WHAT YOU WILL DO ▸ Your answer should be a single number: the count of lines in the material below that hold "text".

______

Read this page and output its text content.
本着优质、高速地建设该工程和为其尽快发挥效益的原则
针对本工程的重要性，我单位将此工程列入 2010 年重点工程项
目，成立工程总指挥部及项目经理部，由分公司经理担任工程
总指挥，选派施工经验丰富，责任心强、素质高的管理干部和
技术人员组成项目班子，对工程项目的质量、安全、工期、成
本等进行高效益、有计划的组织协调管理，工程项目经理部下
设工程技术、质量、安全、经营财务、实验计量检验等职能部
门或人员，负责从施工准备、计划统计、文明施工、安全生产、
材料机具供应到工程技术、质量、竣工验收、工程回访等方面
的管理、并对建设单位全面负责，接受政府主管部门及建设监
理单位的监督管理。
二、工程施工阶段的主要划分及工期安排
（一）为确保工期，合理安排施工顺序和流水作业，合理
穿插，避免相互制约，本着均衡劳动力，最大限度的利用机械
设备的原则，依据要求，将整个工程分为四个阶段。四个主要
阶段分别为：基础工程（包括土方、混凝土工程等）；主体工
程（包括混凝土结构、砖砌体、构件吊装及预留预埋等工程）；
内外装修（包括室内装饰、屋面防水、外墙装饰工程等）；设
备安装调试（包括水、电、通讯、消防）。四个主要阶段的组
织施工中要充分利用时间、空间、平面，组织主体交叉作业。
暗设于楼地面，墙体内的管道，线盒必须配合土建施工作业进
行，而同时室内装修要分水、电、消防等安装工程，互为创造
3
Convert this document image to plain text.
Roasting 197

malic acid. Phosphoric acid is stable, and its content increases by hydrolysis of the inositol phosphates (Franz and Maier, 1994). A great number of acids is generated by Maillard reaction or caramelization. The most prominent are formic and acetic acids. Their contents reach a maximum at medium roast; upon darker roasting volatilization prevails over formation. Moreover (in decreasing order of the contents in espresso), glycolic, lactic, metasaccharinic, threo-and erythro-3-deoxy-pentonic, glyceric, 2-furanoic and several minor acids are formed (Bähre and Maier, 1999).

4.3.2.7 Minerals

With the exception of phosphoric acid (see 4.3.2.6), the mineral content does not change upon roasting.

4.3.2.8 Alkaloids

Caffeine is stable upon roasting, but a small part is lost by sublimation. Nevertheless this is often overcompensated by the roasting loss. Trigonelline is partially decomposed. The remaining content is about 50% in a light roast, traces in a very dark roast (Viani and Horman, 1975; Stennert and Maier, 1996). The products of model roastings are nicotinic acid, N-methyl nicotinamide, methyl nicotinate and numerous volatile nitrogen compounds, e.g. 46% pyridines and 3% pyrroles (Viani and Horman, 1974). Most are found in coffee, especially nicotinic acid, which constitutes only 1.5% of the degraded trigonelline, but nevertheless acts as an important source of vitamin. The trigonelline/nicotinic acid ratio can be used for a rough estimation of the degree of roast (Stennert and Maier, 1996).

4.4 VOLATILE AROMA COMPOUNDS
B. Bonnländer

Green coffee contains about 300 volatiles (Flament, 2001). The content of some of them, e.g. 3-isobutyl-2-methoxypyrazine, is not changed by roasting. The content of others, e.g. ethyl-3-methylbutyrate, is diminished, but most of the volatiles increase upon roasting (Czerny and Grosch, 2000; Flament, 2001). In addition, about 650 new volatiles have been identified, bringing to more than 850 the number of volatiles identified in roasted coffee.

______

FINAL RESULT ▸ 2